** Start **

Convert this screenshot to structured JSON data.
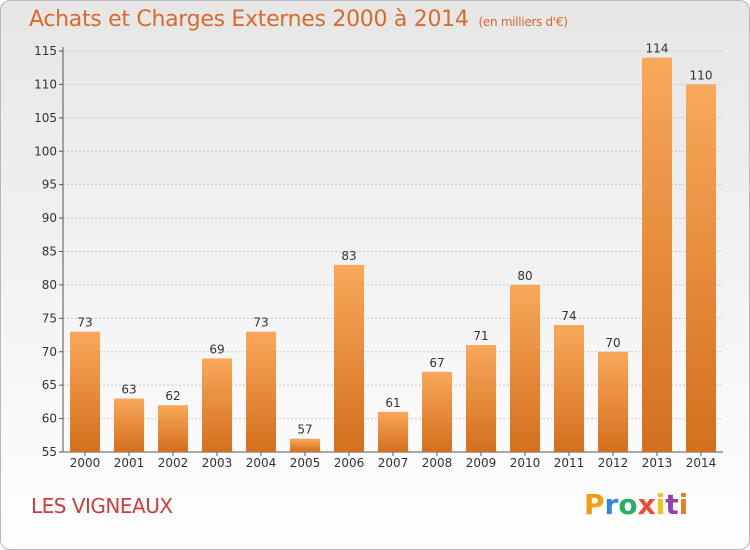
{
  "header": {
    "title": "Achats et Charges Externes 2000 à 2014",
    "subtitle": "(en milliers d'€)"
  },
  "footer": {
    "commune": "LES VIGNEAUX",
    "brand": "Proxiti"
  },
  "colors": {
    "title": "#d86a2a",
    "commune": "#d23b3b",
    "bar_top": "#f9a85a",
    "bar_bottom": "#d36f1e",
    "brand_letters": [
      "#f39c12",
      "#2e86de",
      "#27ae60",
      "#e74c3c",
      "#f1c40f",
      "#8e44ad",
      "#e67e22"
    ]
  },
  "chart_data": {
    "type": "bar",
    "title": "Achats et Charges Externes 2000 à 2014",
    "subtitle": "(en milliers d'€)",
    "categories": [
      "2000",
      "2001",
      "2002",
      "2003",
      "2004",
      "2005",
      "2006",
      "2007",
      "2008",
      "2009",
      "2010",
      "2011",
      "2012",
      "2013",
      "2014"
    ],
    "values": [
      73,
      63,
      62,
      69,
      73,
      57,
      83,
      61,
      67,
      71,
      80,
      74,
      70,
      114,
      110
    ],
    "ylim": [
      55,
      115
    ],
    "yticks": [
      55,
      60,
      65,
      70,
      75,
      80,
      85,
      90,
      95,
      100,
      105,
      110,
      115
    ],
    "grid": true,
    "data_labels": true
  }
}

** End **

OBJECTIVE:
Quote all the records verbatim, dropping any pictures from your copy.

EXPECTED ANSWER:
Convert this screenshot to structured JSON data.
{
  "header": {
    "title": "Achats et Charges Externes 2000 à 2014",
    "subtitle": "(en milliers d'€)"
  },
  "footer": {
    "commune": "LES VIGNEAUX",
    "brand": "Proxiti"
  },
  "colors": {
    "title": "#d86a2a",
    "commune": "#d23b3b",
    "bar_top": "#f9a85a",
    "bar_bottom": "#d36f1e",
    "brand_letters": [
      "#f39c12",
      "#2e86de",
      "#27ae60",
      "#e74c3c",
      "#f1c40f",
      "#8e44ad",
      "#e67e22"
    ]
  },
  "chart_data": {
    "type": "bar",
    "title": "Achats et Charges Externes 2000 à 2014",
    "subtitle": "(en milliers d'€)",
    "categories": [
      "2000",
      "2001",
      "2002",
      "2003",
      "2004",
      "2005",
      "2006",
      "2007",
      "2008",
      "2009",
      "2010",
      "2011",
      "2012",
      "2013",
      "2014"
    ],
    "values": [
      73,
      63,
      62,
      69,
      73,
      57,
      83,
      61,
      67,
      71,
      80,
      74,
      70,
      114,
      110
    ],
    "ylim": [
      55,
      115
    ],
    "yticks": [
      55,
      60,
      65,
      70,
      75,
      80,
      85,
      90,
      95,
      100,
      105,
      110,
      115
    ],
    "grid": true,
    "data_labels": true
  }
}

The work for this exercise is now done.